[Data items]
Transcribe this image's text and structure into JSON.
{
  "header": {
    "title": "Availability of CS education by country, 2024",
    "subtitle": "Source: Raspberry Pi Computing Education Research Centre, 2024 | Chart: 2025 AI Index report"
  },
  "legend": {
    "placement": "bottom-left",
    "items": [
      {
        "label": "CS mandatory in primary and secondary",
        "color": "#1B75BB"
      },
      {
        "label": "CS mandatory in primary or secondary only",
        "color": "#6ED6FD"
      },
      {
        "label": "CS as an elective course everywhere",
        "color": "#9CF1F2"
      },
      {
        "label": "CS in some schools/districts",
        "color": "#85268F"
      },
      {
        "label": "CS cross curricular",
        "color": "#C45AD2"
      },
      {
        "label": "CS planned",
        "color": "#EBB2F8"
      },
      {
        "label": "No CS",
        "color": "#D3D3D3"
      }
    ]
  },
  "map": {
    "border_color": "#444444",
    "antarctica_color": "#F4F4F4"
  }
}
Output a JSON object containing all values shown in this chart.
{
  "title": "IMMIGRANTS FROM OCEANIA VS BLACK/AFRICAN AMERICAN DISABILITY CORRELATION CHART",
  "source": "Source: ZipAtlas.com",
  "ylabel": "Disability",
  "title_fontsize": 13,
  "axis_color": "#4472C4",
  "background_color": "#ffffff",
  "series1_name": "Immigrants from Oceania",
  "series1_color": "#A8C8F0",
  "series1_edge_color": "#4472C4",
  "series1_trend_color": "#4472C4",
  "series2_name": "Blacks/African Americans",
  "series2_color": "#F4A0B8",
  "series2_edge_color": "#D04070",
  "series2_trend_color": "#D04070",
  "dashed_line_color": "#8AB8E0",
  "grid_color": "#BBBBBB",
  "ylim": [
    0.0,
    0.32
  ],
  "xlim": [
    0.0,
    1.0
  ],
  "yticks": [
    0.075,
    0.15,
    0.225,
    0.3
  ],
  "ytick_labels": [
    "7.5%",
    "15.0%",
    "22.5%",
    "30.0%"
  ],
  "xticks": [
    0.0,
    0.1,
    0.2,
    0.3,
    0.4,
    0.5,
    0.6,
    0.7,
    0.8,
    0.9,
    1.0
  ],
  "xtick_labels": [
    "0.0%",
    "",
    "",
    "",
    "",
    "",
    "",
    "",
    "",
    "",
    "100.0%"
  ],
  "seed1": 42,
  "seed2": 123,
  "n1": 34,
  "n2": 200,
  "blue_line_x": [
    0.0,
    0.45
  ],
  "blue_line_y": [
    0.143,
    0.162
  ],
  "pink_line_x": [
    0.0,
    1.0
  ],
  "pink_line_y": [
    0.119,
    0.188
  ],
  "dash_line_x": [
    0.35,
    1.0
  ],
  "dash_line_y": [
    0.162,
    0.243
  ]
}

_TASK_
Extract every line from the one containing "Output a JSON" to the end of the entries, including both of those lines, exactly as given and with nothing added.

_RESULT_
Output a JSON object containing all values shown in this chart.
{
  "title": "IMMIGRANTS FROM OCEANIA VS BLACK/AFRICAN AMERICAN DISABILITY CORRELATION CHART",
  "source": "Source: ZipAtlas.com",
  "ylabel": "Disability",
  "title_fontsize": 13,
  "axis_color": "#4472C4",
  "background_color": "#ffffff",
  "series1_name": "Immigrants from Oceania",
  "series1_color": "#A8C8F0",
  "series1_edge_color": "#4472C4",
  "series1_trend_color": "#4472C4",
  "series2_name": "Blacks/African Americans",
  "series2_color": "#F4A0B8",
  "series2_edge_color": "#D04070",
  "series2_trend_color": "#D04070",
  "dashed_line_color": "#8AB8E0",
  "grid_color": "#BBBBBB",
  "ylim": [
    0.0,
    0.32
  ],
  "xlim": [
    0.0,
    1.0
  ],
  "yticks": [
    0.075,
    0.15,
    0.225,
    0.3
  ],
  "ytick_labels": [
    "7.5%",
    "15.0%",
    "22.5%",
    "30.0%"
  ],
  "xticks": [
    0.0,
    0.1,
    0.2,
    0.3,
    0.4,
    0.5,
    0.6,
    0.7,
    0.8,
    0.9,
    1.0
  ],
  "xtick_labels": [
    "0.0%",
    "",
    "",
    "",
    "",
    "",
    "",
    "",
    "",
    "",
    "100.0%"
  ],
  "seed1": 42,
  "seed2": 123,
  "n1": 34,
  "n2": 200,
  "blue_line_x": [
    0.0,
    0.45
  ],
  "blue_line_y": [
    0.143,
    0.162
  ],
  "pink_line_x": [
    0.0,
    1.0
  ],
  "pink_line_y": [
    0.119,
    0.188
  ],
  "dash_line_x": [
    0.35,
    1.0
  ],
  "dash_line_y": [
    0.162,
    0.243
  ]
}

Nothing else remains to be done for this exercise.